Type out every line below exactly as it reads.

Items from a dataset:
========================================================================
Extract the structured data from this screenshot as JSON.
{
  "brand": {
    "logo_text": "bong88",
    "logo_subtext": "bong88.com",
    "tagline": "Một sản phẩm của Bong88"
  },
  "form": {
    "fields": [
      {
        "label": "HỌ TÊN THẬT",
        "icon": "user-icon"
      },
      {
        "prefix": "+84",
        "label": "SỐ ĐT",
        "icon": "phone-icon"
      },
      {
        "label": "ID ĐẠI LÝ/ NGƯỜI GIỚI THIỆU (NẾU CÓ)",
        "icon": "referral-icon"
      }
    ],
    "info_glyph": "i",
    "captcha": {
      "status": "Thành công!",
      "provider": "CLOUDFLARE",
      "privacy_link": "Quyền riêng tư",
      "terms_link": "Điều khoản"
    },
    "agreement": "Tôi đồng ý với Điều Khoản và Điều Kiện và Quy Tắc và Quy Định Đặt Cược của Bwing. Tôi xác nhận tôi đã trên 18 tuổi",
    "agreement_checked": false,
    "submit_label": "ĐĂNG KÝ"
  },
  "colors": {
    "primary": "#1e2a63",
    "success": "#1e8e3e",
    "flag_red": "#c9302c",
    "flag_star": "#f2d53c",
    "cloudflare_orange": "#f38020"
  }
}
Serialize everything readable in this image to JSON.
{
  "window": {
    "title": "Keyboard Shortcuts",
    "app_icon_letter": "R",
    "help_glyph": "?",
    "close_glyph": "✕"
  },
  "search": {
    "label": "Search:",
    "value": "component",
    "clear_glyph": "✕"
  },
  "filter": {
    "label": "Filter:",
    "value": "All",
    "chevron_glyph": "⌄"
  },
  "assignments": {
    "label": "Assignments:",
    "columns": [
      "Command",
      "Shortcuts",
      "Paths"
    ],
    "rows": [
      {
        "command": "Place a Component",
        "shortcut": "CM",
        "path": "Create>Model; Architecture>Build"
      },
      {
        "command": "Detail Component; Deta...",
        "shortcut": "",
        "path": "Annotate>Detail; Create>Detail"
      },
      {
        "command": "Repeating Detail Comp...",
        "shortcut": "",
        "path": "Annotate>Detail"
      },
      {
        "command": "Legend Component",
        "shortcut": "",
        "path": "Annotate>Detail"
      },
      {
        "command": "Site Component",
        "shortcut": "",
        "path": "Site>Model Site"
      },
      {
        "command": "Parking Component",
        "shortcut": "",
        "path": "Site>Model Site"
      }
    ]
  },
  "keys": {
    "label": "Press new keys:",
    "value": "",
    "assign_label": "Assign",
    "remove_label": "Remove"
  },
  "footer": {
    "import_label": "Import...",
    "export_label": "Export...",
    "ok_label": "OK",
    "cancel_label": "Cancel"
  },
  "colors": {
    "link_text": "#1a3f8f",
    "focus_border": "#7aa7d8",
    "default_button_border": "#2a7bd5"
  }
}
========================================================================
The answer.
Extract the structured data from this screenshot as JSON.
{
  "brand": {
    "logo_text": "bong88",
    "logo_subtext": "bong88.com",
    "tagline": "Một sản phẩm của Bong88"
  },
  "form": {
    "fields": [
      {
        "label": "HỌ TÊN THẬT",
        "icon": "user-icon"
      },
      {
        "prefix": "+84",
        "label": "SỐ ĐT",
        "icon": "phone-icon"
      },
      {
        "label": "ID ĐẠI LÝ/ NGƯỜI GIỚI THIỆU (NẾU CÓ)",
        "icon": "referral-icon"
      }
    ],
    "info_glyph": "i",
    "captcha": {
      "status": "Thành công!",
      "provider": "CLOUDFLARE",
      "privacy_link": "Quyền riêng tư",
      "terms_link": "Điều khoản"
    },
    "agreement": "Tôi đồng ý với Điều Khoản và Điều Kiện và Quy Tắc và Quy Định Đặt Cược của Bwing. Tôi xác nhận tôi đã trên 18 tuổi",
    "agreement_checked": false,
    "submit_label": "ĐĂNG KÝ"
  },
  "colors": {
    "primary": "#1e2a63",
    "success": "#1e8e3e",
    "flag_red": "#c9302c",
    "flag_star": "#f2d53c",
    "cloudflare_orange": "#f38020"
  }
}
Serialize everything readable in this image to JSON.
{
  "window": {
    "title": "Keyboard Shortcuts",
    "app_icon_letter": "R",
    "help_glyph": "?",
    "close_glyph": "✕"
  },
  "search": {
    "label": "Search:",
    "value": "component",
    "clear_glyph": "✕"
  },
  "filter": {
    "label": "Filter:",
    "value": "All",
    "chevron_glyph": "⌄"
  },
  "assignments": {
    "label": "Assignments:",
    "columns": [
      "Command",
      "Shortcuts",
      "Paths"
    ],
    "rows": [
      {
        "command": "Place a Component",
        "shortcut": "CM",
        "path": "Create>Model; Architecture>Build"
      },
      {
        "command": "Detail Component; Deta...",
        "shortcut": "",
        "path": "Annotate>Detail; Create>Detail"
      },
      {
        "command": "Repeating Detail Comp...",
        "shortcut": "",
        "path": "Annotate>Detail"
      },
      {
        "command": "Legend Component",
        "shortcut": "",
        "path": "Annotate>Detail"
      },
      {
        "command": "Site Component",
        "shortcut": "",
        "path": "Site>Model Site"
      },
      {
        "command": "Parking Component",
        "shortcut": "",
        "path": "Site>Model Site"
      }
    ]
  },
  "keys": {
    "label": "Press new keys:",
    "value": "",
    "assign_label": "Assign",
    "remove_label": "Remove"
  },
  "footer": {
    "import_label": "Import...",
    "export_label": "Export...",
    "ok_label": "OK",
    "cancel_label": "Cancel"
  },
  "colors": {
    "link_text": "#1a3f8f",
    "focus_border": "#7aa7d8",
    "default_button_border": "#2a7bd5"
  }
}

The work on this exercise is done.